# [TASK TO CARRY OUT]
Locate the word "values" in the material, then show every line that holds it.

# [WORKING DATA]
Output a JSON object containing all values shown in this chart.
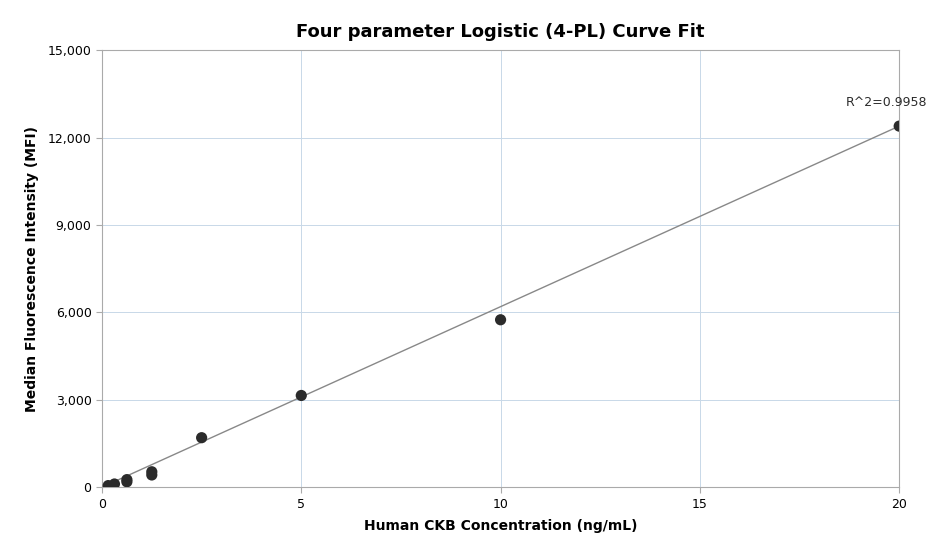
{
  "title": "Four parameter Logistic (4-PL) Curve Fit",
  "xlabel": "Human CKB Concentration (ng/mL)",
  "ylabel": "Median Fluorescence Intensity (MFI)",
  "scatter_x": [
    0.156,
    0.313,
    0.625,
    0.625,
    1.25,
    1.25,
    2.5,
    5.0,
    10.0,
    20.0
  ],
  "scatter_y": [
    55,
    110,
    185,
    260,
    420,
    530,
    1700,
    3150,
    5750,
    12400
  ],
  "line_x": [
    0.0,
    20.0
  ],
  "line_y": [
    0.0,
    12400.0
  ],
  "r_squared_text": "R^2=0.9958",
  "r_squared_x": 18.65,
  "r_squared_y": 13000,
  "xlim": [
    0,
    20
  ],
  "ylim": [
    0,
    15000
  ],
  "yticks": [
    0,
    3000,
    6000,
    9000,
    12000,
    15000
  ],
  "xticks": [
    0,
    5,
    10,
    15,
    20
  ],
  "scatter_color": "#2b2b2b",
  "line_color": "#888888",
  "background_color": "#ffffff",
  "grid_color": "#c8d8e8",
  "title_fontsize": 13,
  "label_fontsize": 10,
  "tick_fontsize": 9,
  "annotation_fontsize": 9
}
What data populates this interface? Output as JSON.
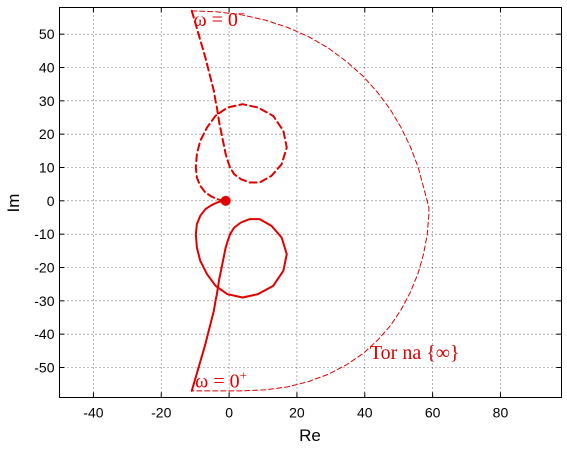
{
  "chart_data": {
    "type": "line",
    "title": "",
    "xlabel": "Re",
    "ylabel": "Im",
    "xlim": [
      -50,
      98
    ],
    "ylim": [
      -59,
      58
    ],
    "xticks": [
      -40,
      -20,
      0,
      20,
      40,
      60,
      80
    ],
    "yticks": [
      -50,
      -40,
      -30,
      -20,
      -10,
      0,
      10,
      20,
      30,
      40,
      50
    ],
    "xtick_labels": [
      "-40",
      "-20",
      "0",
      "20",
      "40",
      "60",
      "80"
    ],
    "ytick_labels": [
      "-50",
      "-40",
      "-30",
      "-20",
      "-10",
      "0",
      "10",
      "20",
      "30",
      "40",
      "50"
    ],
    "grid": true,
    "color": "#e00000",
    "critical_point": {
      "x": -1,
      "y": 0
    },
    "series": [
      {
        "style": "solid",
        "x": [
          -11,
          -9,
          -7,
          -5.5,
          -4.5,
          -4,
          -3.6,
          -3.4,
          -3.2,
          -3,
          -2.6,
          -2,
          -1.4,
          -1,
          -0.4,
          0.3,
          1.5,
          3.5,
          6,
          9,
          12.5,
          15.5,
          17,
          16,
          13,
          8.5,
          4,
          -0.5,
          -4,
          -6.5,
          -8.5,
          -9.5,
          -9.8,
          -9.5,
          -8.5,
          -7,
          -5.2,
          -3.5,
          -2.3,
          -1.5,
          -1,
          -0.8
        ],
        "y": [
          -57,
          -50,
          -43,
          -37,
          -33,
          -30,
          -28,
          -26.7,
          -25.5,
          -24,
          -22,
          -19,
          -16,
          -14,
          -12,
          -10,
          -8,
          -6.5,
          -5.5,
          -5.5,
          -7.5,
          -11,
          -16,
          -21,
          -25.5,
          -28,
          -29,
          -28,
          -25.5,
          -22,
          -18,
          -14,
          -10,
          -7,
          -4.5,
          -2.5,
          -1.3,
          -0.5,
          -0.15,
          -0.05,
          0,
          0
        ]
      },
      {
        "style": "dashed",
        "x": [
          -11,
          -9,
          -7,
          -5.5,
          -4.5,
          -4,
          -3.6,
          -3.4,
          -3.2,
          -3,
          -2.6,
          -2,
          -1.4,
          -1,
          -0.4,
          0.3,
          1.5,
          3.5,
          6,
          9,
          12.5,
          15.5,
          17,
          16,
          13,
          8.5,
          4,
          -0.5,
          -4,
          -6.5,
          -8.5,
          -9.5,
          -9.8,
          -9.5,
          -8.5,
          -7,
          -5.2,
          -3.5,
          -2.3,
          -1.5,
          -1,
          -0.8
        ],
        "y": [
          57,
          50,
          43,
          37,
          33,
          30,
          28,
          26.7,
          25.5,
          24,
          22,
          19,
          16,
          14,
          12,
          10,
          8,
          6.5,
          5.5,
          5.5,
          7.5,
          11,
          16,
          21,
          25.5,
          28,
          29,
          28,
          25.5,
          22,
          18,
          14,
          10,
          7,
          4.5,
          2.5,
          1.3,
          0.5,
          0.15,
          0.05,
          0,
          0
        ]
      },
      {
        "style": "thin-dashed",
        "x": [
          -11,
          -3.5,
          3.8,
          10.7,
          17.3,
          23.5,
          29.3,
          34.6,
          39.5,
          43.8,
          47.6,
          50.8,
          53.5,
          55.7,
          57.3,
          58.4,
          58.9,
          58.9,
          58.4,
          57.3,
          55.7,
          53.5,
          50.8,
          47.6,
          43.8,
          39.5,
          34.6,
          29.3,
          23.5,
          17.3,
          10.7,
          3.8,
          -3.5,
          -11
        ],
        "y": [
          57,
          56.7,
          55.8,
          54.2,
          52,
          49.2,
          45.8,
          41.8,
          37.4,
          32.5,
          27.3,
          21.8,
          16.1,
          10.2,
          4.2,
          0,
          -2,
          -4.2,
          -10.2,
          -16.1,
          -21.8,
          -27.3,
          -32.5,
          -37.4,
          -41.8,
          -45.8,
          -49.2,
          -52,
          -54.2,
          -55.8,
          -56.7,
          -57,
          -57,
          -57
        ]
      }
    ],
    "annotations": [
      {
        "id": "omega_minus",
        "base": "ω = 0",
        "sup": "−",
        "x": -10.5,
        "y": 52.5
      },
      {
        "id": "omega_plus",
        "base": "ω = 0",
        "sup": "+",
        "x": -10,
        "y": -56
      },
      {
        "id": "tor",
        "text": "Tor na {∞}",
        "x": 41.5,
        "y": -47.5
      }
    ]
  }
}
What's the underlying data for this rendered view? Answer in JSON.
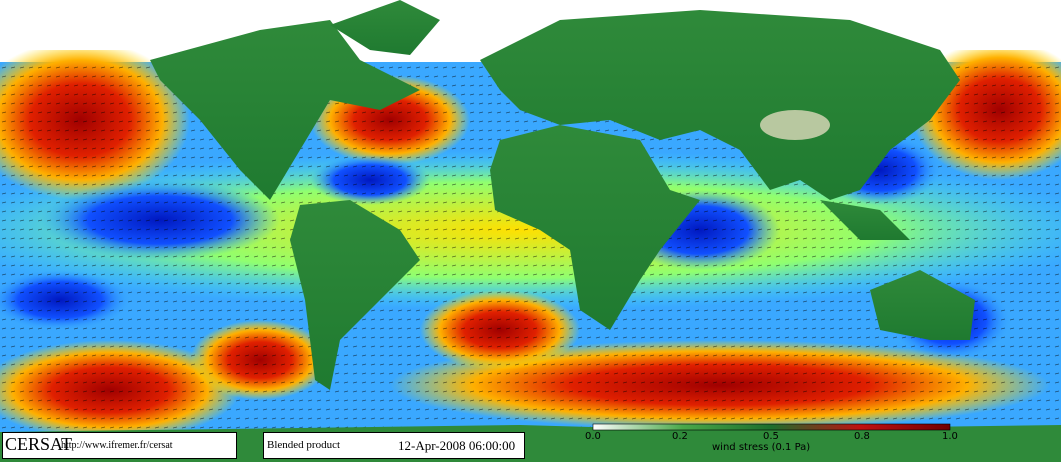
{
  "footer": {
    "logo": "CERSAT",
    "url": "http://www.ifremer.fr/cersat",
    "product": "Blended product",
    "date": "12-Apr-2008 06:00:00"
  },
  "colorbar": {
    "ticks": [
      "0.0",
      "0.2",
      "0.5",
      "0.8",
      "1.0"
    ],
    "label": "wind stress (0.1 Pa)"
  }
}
---
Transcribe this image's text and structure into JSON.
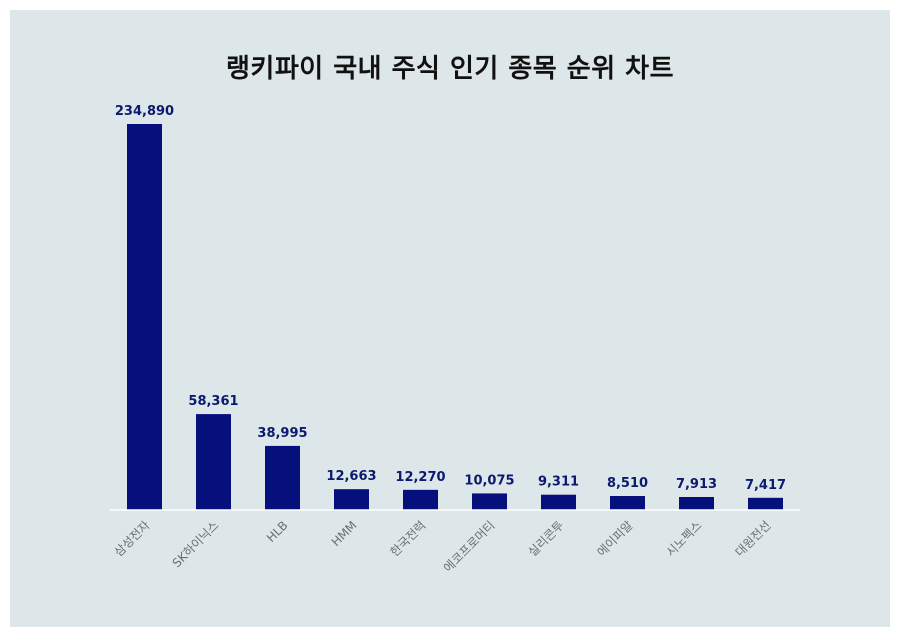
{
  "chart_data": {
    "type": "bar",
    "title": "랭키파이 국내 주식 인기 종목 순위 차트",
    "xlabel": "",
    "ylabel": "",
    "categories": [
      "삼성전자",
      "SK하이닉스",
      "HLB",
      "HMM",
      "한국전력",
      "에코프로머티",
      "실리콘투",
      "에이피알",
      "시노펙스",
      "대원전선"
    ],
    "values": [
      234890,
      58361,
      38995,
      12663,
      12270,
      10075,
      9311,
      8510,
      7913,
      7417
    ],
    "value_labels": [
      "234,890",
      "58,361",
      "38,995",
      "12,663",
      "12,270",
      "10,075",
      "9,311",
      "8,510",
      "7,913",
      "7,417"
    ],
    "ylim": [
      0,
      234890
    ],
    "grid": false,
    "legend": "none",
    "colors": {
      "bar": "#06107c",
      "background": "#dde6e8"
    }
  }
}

# [ANSWER TO THE PROBLEM]
Output a JSON object containing all values shown in this chart.
    "values": [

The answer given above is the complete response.